--- Problem ---
Copy out every line in which the string "органічній" occurs.
:: Exercise input
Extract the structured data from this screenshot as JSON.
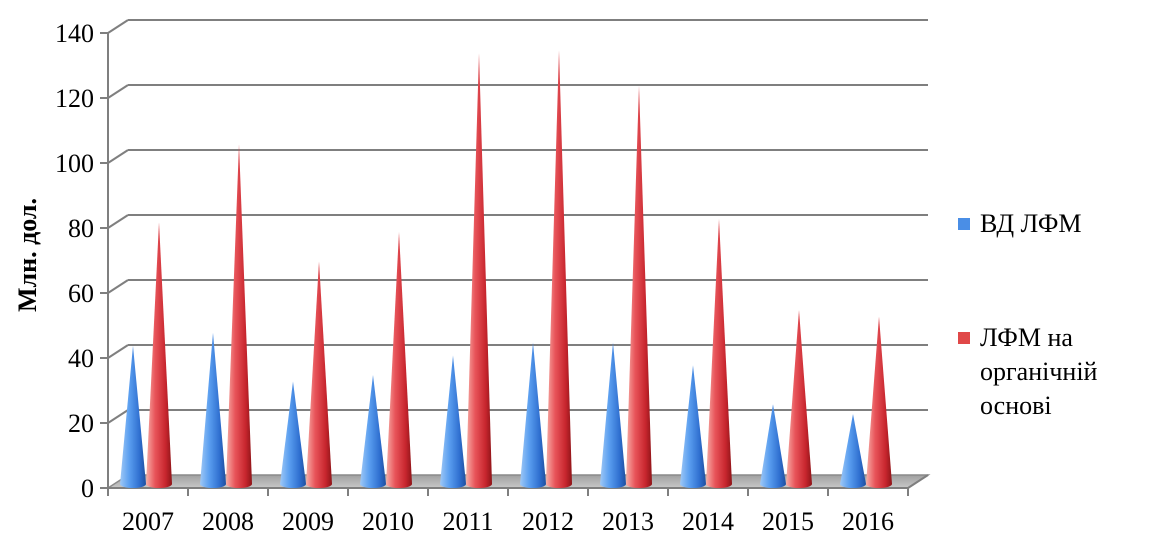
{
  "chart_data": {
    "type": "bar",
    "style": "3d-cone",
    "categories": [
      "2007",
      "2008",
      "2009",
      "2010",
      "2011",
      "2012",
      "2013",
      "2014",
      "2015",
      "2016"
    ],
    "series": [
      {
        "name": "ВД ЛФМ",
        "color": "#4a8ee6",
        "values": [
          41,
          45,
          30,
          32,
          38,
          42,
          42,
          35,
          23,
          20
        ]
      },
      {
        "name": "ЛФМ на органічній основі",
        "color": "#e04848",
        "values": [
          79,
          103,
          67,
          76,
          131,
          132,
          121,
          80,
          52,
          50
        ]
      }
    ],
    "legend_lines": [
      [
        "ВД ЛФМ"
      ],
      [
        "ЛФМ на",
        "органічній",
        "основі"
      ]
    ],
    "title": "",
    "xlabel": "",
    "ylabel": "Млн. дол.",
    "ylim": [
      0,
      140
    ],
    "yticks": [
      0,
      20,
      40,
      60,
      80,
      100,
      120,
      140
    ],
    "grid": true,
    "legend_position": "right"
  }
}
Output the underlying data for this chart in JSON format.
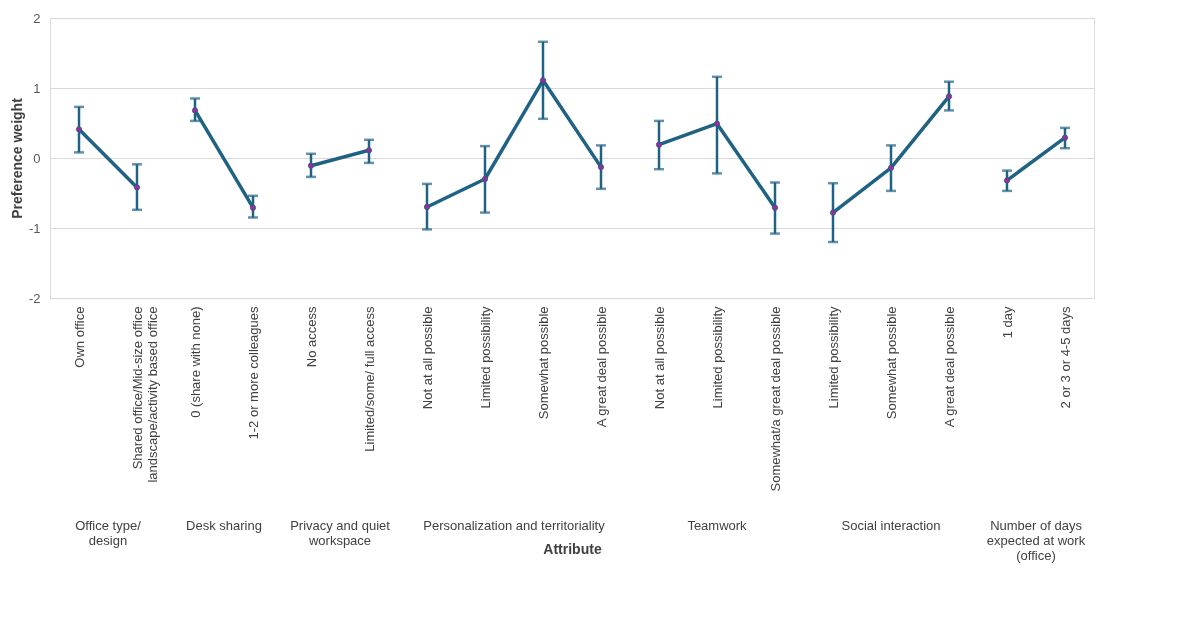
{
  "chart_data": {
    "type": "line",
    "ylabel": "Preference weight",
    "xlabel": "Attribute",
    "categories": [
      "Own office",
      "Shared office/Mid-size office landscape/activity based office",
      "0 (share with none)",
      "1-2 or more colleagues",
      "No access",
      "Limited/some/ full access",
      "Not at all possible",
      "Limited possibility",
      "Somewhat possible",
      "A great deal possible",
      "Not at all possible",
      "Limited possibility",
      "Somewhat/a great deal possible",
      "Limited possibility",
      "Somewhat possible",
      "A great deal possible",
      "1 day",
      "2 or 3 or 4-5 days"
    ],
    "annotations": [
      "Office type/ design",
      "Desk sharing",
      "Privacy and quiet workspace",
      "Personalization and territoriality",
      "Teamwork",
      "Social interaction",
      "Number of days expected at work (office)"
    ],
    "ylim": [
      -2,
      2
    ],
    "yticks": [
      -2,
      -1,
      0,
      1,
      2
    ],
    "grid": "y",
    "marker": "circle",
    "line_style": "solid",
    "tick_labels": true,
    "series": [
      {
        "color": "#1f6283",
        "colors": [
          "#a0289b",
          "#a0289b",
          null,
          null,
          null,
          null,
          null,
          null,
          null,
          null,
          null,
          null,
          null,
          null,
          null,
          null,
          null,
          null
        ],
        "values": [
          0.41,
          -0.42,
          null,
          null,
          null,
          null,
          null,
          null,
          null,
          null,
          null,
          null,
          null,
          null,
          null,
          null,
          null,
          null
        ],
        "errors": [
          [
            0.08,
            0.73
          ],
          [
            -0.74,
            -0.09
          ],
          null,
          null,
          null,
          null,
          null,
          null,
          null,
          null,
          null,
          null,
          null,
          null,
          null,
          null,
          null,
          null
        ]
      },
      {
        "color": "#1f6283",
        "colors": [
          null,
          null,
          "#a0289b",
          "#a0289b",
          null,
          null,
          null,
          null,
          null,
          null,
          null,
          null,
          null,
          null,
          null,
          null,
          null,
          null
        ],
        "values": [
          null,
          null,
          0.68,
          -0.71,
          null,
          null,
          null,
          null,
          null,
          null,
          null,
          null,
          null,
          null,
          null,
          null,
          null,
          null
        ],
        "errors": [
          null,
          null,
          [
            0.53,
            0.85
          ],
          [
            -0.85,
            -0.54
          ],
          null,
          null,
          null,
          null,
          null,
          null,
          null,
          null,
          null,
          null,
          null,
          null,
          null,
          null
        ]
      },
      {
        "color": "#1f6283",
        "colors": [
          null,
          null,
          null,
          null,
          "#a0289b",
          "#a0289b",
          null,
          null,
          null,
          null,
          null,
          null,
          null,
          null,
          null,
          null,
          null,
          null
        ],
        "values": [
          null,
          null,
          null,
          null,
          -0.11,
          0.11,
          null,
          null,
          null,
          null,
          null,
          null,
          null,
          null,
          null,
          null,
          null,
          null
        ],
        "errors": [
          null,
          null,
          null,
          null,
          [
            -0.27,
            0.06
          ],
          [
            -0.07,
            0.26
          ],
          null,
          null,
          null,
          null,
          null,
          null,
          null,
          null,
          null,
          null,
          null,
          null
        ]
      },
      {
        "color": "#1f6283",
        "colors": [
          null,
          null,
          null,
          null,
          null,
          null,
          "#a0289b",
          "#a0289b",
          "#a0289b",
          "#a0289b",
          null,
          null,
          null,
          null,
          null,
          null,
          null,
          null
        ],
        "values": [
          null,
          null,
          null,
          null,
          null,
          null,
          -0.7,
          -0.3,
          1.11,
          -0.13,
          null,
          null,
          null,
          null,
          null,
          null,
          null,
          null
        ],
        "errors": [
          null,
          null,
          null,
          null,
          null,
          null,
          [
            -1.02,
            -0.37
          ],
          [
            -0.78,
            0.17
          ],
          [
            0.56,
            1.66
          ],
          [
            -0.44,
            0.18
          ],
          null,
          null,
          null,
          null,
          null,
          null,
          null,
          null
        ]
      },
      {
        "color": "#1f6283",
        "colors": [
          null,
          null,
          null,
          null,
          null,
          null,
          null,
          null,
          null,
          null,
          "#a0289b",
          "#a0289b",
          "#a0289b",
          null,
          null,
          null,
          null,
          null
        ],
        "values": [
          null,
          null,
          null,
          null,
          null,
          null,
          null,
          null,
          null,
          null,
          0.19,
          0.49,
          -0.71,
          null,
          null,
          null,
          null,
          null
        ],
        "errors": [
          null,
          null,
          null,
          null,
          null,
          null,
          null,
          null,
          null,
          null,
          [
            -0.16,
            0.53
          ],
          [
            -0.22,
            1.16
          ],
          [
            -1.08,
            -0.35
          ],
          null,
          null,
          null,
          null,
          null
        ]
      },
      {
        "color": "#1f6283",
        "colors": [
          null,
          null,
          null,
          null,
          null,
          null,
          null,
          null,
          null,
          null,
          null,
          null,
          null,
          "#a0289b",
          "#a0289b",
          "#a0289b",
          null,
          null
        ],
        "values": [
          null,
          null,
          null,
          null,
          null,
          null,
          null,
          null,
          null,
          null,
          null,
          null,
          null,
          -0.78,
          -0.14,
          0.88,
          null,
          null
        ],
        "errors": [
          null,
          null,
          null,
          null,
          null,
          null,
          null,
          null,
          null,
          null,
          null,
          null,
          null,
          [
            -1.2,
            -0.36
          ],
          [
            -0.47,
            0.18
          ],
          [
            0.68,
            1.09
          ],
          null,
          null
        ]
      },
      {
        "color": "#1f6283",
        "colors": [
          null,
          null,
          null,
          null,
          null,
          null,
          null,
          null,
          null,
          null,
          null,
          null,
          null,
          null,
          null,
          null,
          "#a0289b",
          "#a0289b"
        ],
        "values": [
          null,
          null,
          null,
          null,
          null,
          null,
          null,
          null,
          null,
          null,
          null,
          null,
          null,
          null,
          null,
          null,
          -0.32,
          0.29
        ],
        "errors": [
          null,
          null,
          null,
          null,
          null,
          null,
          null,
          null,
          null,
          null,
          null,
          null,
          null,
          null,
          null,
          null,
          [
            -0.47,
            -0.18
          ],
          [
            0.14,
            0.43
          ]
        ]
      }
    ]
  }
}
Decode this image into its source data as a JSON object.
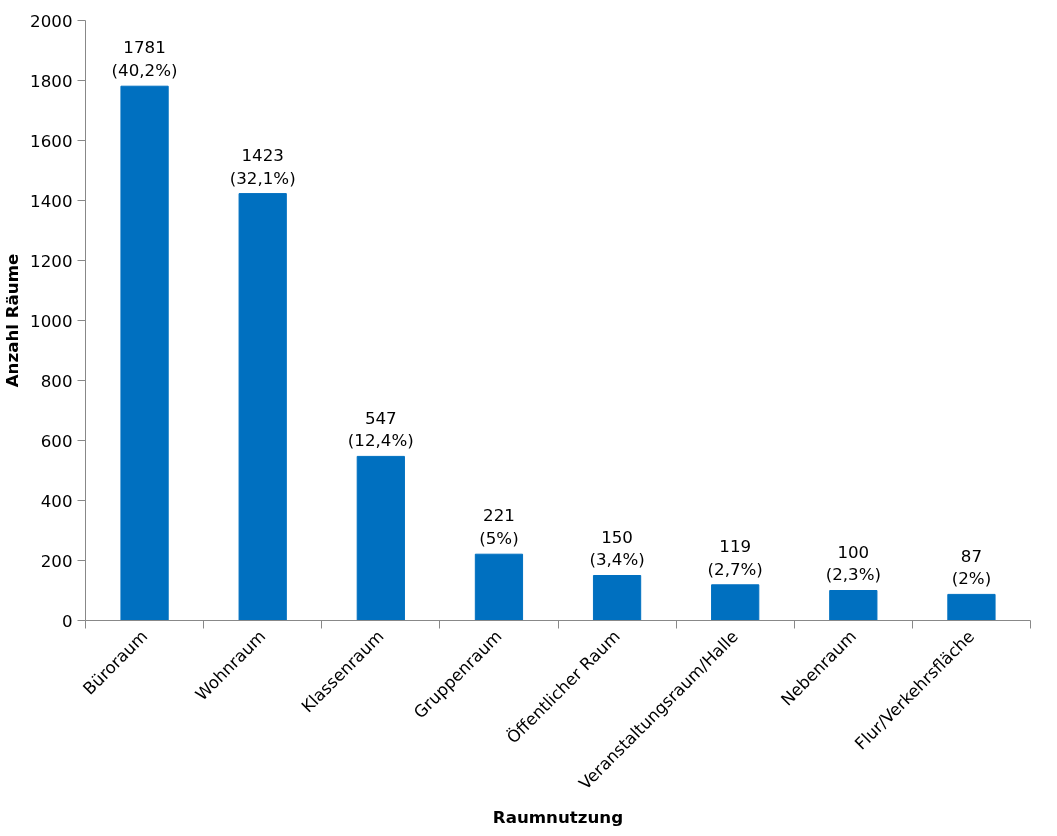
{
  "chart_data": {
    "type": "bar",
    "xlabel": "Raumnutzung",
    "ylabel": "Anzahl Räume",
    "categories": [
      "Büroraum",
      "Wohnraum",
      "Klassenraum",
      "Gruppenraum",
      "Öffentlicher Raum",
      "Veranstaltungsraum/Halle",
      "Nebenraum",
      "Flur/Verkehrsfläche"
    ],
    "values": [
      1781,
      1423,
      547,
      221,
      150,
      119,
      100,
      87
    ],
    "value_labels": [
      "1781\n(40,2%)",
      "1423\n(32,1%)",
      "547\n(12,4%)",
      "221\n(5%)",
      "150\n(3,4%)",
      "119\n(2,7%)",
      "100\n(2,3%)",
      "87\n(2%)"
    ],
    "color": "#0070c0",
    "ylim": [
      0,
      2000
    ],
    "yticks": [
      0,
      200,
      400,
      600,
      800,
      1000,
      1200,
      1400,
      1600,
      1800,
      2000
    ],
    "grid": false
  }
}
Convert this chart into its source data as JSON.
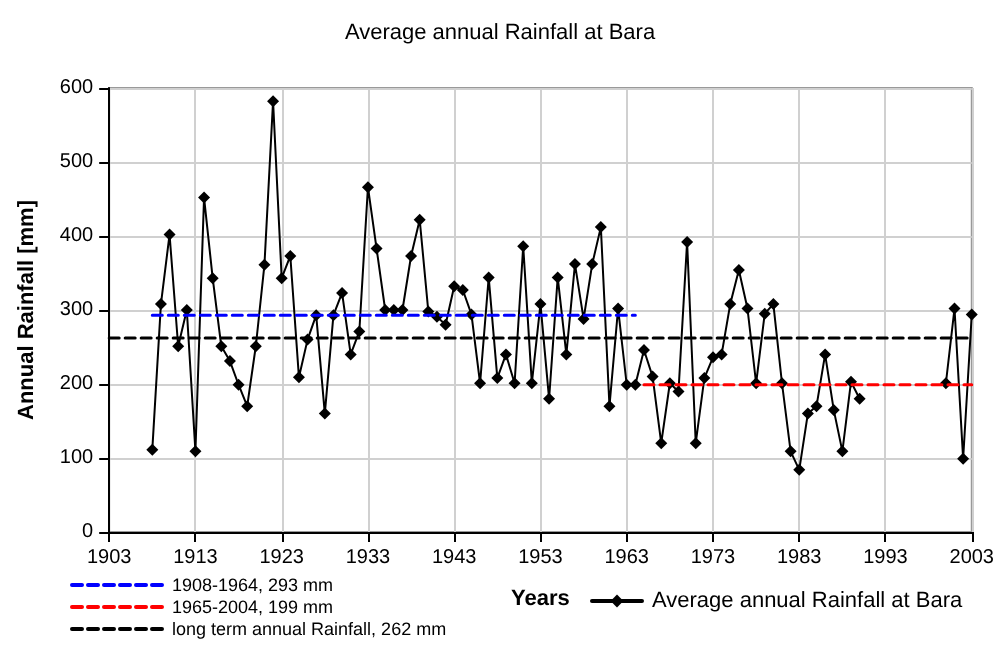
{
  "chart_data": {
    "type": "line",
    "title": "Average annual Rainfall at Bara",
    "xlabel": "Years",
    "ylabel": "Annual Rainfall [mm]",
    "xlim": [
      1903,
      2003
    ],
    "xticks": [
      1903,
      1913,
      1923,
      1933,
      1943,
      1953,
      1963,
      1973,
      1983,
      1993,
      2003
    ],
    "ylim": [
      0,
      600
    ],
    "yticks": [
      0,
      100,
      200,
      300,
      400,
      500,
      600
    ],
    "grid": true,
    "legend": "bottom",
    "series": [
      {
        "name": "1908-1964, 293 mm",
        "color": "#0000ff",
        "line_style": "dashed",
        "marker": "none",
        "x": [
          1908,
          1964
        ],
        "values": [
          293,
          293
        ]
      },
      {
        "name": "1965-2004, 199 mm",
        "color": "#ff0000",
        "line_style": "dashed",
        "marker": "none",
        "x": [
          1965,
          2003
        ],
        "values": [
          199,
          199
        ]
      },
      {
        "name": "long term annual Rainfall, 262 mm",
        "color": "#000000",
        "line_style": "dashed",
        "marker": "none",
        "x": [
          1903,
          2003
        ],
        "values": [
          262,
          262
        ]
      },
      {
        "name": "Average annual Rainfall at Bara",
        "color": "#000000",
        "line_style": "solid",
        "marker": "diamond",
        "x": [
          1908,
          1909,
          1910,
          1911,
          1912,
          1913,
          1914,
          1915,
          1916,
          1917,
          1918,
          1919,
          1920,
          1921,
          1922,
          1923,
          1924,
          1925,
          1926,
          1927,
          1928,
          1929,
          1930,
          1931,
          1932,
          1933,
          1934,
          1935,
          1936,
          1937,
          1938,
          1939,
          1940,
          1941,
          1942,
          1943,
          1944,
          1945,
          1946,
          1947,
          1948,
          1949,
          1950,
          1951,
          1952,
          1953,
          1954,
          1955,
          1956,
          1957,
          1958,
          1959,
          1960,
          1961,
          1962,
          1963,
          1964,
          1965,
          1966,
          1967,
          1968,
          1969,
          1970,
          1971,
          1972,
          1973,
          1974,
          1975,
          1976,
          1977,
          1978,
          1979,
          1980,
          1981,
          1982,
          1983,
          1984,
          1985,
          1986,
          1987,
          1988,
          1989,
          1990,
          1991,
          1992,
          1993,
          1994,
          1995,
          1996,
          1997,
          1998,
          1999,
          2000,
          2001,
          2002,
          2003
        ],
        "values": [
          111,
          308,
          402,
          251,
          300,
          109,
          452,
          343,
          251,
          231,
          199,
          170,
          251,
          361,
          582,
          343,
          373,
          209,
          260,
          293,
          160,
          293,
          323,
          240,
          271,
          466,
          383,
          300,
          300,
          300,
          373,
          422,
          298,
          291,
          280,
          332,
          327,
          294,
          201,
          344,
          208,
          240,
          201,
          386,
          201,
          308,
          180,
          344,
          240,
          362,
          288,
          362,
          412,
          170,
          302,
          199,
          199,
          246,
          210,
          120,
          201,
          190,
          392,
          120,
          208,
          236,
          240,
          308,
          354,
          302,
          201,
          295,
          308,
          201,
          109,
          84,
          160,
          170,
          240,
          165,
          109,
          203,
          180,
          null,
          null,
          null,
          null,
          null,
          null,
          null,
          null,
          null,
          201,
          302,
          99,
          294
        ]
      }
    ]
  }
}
::::
--- Final answer ---
        "name": "ЛФМ на органічній основі",
        "органічній",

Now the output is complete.